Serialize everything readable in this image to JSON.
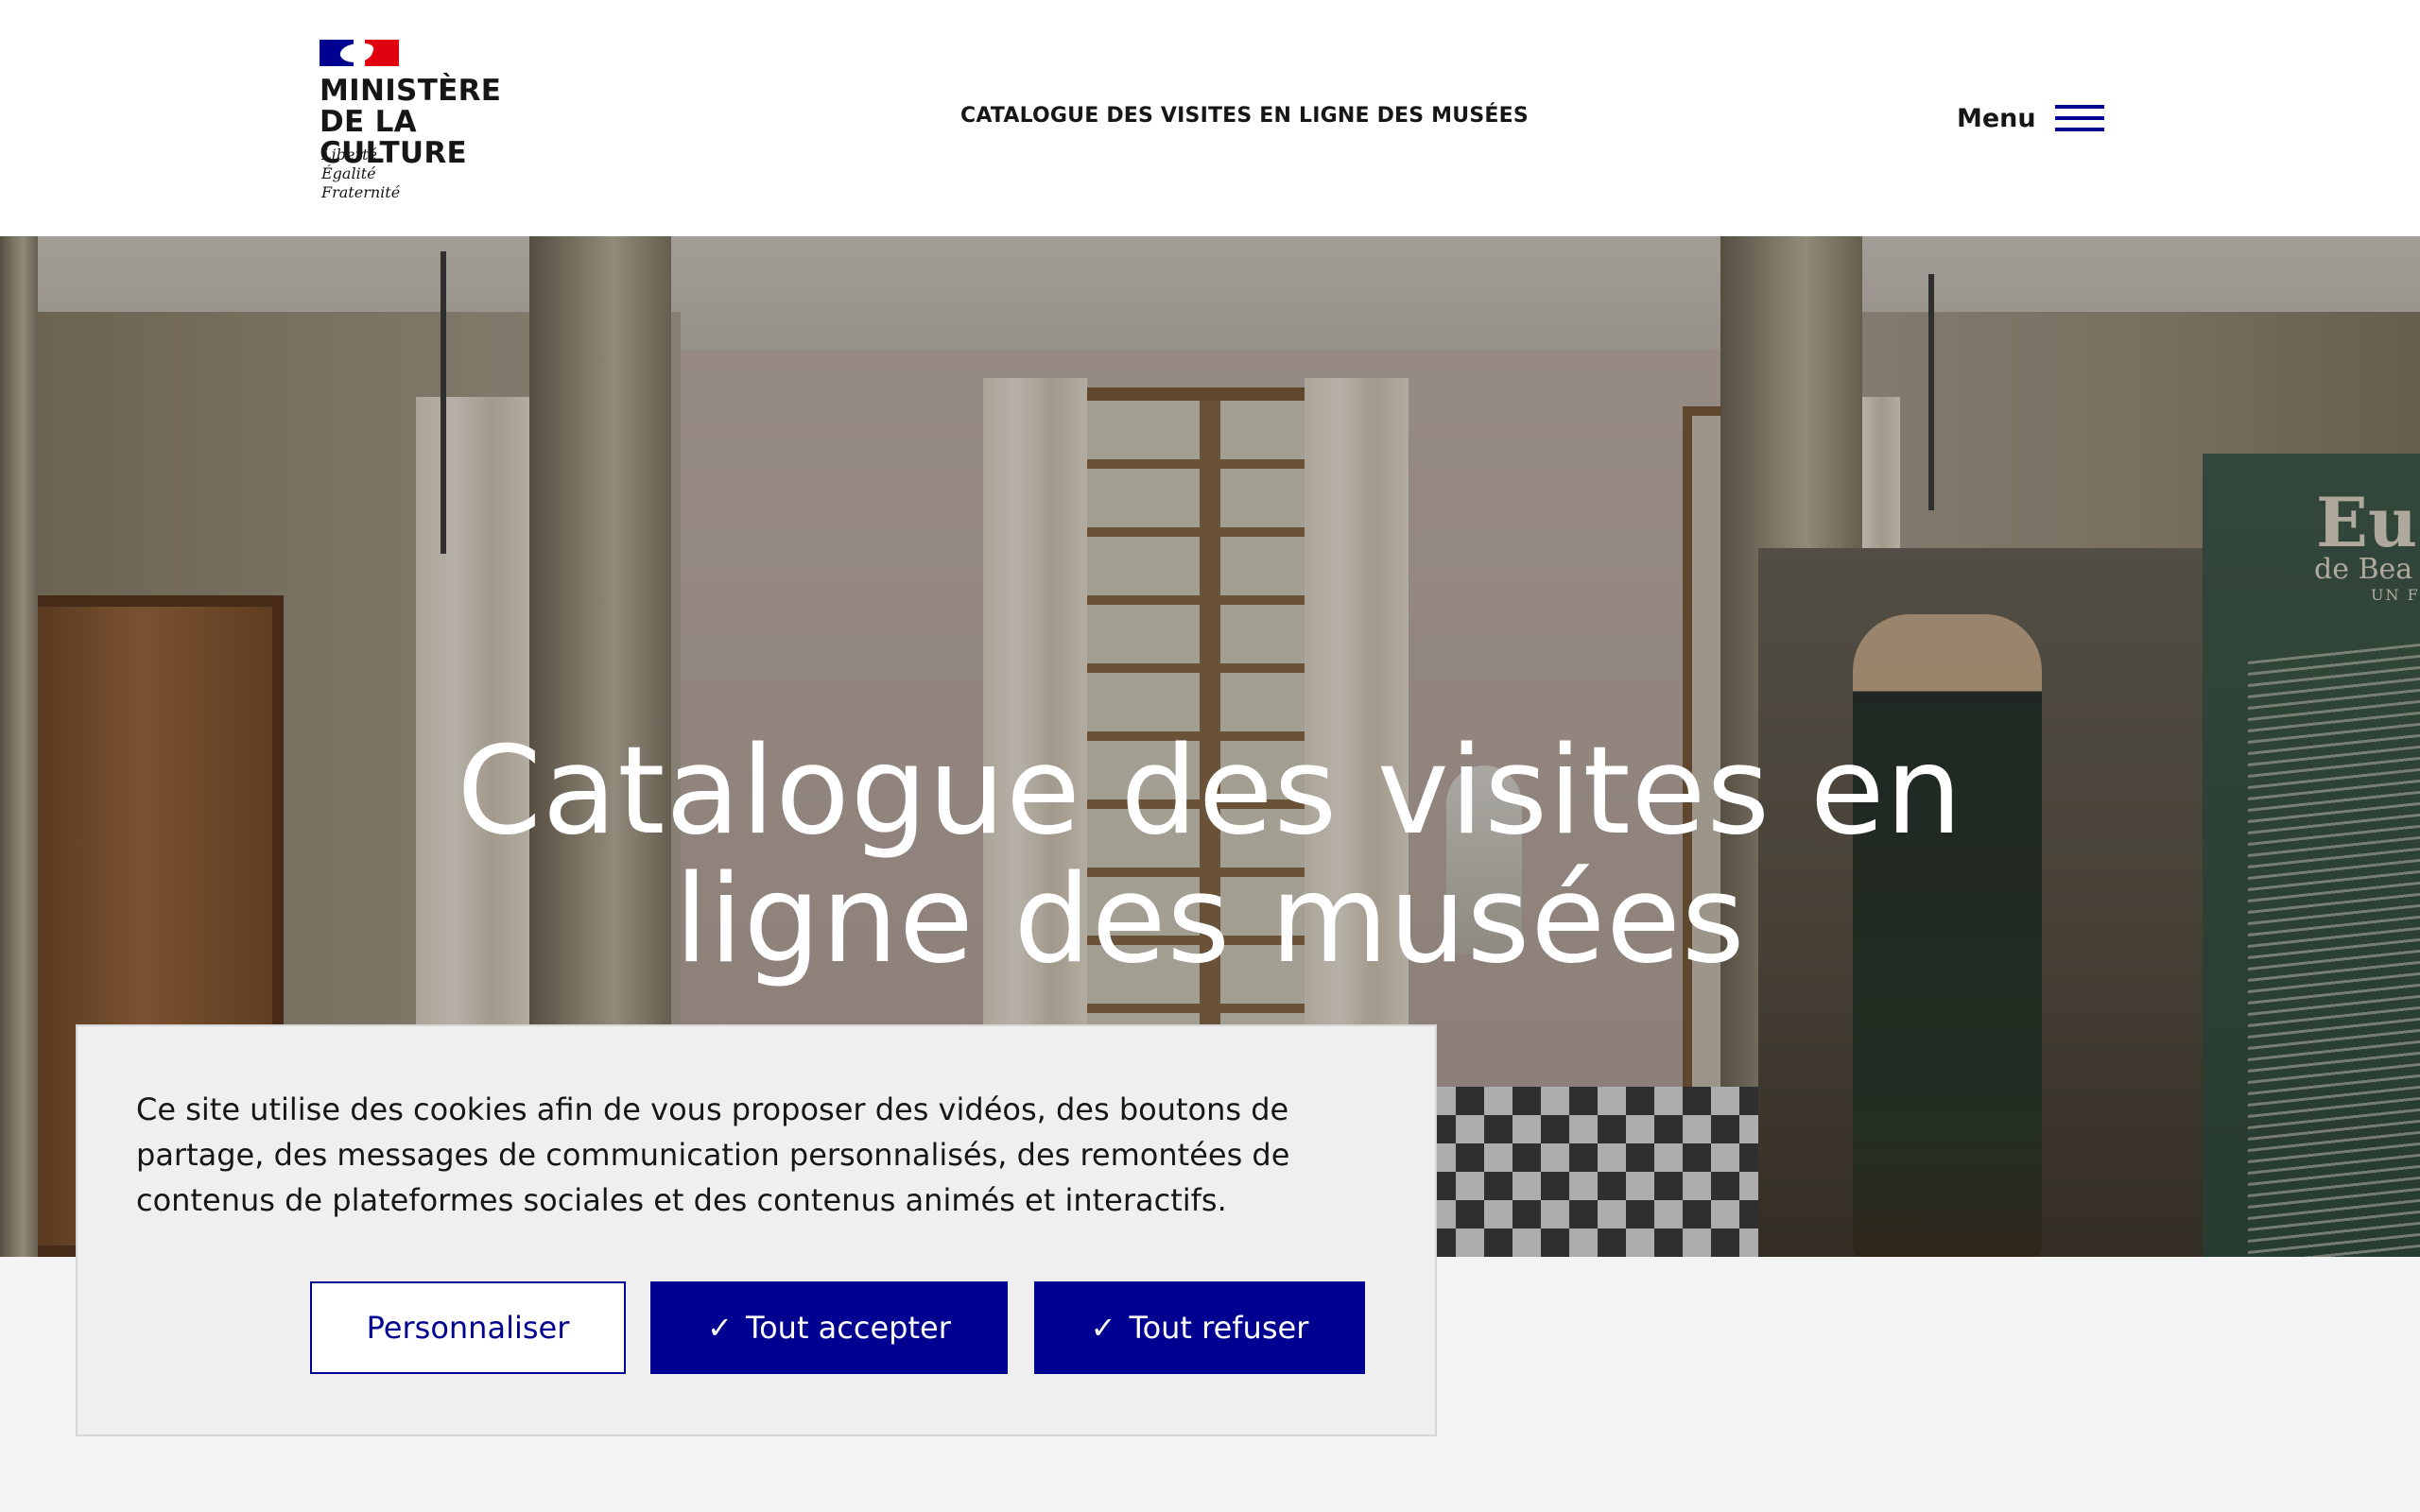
{
  "header": {
    "ministry_line1": "MINISTÈRE",
    "ministry_line2": "DE LA CULTURE",
    "motto": [
      "Liberté",
      "Égalité",
      "Fraternité"
    ],
    "site_title": "CATALOGUE DES VISITES EN LIGNE DES MUSÉES",
    "menu_label": "Menu"
  },
  "hero": {
    "title_line1": "Catalogue des visites en",
    "title_line2": "ligne des musées",
    "panel_title": "Eu",
    "panel_subtitle": "de Bea",
    "panel_subtitle2": "UN F"
  },
  "cookie_banner": {
    "text": "Ce site utilise des cookies afin de vous proposer des vidéos, des boutons de partage, des messages de communication personnalisés, des remontées de contenus de plateformes sociales et des contenus animés et interactifs.",
    "customize_label": "Personnaliser",
    "accept_label": "Tout accepter",
    "refuse_label": "Tout refuser",
    "check_glyph": "✓"
  },
  "colors": {
    "primary": "#000091",
    "marianne_red": "#e1000f",
    "text": "#161616",
    "background": "#f4f4f4"
  },
  "icons": {
    "logo": "marianne-flag-icon",
    "menu": "hamburger-icon",
    "check": "check-icon"
  }
}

________________

**Written request:** From the listing above, return each line with the word "text".

**Answer to this exercise:**
    "text": "Ce site utilise des cookies afin de vous proposer des vidéos, des boutons de partage, des messages de communication personnalisés, des remontées de contenus de plateformes sociales et des contenus animés et interactifs.",
    "text": "#161616",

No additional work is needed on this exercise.